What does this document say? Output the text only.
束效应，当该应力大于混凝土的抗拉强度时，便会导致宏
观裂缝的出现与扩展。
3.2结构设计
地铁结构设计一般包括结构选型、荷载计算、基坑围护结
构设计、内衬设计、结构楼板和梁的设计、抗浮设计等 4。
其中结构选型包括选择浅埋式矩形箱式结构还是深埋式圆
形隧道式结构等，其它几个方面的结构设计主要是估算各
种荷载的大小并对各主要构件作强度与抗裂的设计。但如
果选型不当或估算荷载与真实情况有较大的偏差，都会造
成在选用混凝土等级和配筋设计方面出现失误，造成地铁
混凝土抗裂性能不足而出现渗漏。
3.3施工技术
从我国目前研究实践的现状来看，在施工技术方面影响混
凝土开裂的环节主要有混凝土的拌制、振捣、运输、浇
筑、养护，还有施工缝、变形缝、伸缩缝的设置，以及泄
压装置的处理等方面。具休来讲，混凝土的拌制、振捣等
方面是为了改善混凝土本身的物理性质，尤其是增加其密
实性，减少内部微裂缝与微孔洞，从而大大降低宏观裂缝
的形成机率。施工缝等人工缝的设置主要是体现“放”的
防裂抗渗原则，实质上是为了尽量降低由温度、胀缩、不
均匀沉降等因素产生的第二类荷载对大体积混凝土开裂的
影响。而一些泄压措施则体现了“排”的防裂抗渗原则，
+++++
→ GIVEN REQUEST
Write out the records shown above, exactly as they appear.

→ EXPECTED OUTPUT
What does this document say? Output the text only.
束效应，当该应力大于混凝土的抗拉强度时，便会导致宏
观裂缝的出现与扩展。
3.2结构设计
地铁结构设计一般包括结构选型、荷载计算、基坑围护结
构设计、内衬设计、结构楼板和梁的设计、抗浮设计等 4。
其中结构选型包括选择浅埋式矩形箱式结构还是深埋式圆
形隧道式结构等，其它几个方面的结构设计主要是估算各
种荷载的大小并对各主要构件作强度与抗裂的设计。但如
果选型不当或估算荷载与真实情况有较大的偏差，都会造
成在选用混凝土等级和配筋设计方面出现失误，造成地铁
混凝土抗裂性能不足而出现渗漏。
3.3施工技术
从我国目前研究实践的现状来看，在施工技术方面影响混
凝土开裂的环节主要有混凝土的拌制、振捣、运输、浇
筑、养护，还有施工缝、变形缝、伸缩缝的设置，以及泄
压装置的处理等方面。具休来讲，混凝土的拌制、振捣等
方面是为了改善混凝土本身的物理性质，尤其是增加其密
实性，减少内部微裂缝与微孔洞，从而大大降低宏观裂缝
的形成机率。施工缝等人工缝的设置主要是体现“放”的
防裂抗渗原则，实质上是为了尽量降低由温度、胀缩、不
均匀沉降等因素产生的第二类荷载对大体积混凝土开裂的
影响。而一些泄压措施则体现了“排”的防裂抗渗原则，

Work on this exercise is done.